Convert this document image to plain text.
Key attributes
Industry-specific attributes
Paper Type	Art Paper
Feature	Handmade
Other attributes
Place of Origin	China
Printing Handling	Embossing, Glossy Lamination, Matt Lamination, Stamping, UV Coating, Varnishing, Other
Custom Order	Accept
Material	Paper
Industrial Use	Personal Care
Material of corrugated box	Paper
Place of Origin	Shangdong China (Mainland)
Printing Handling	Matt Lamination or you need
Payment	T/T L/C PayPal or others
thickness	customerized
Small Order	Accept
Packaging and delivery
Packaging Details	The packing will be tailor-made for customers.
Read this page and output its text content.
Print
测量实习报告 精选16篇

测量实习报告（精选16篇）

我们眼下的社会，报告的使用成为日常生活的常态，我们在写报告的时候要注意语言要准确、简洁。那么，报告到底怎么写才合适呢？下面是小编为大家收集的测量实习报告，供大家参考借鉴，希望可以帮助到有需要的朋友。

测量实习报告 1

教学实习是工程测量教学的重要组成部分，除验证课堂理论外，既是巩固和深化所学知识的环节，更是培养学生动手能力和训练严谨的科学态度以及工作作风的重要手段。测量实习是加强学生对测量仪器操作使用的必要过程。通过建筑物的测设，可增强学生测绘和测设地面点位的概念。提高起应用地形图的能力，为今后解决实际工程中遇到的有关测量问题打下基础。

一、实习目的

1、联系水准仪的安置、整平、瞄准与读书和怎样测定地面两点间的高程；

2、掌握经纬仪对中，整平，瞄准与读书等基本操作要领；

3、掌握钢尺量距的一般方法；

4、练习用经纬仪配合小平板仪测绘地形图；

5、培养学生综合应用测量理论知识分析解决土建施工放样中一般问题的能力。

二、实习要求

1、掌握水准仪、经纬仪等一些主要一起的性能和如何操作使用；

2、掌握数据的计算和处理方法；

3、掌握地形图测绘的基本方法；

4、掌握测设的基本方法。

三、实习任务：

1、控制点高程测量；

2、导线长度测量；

==============================

REQUIRED TASK: How many lines in the records above contain the word "Handling"? Give only the number.

TASK ANSWER: 2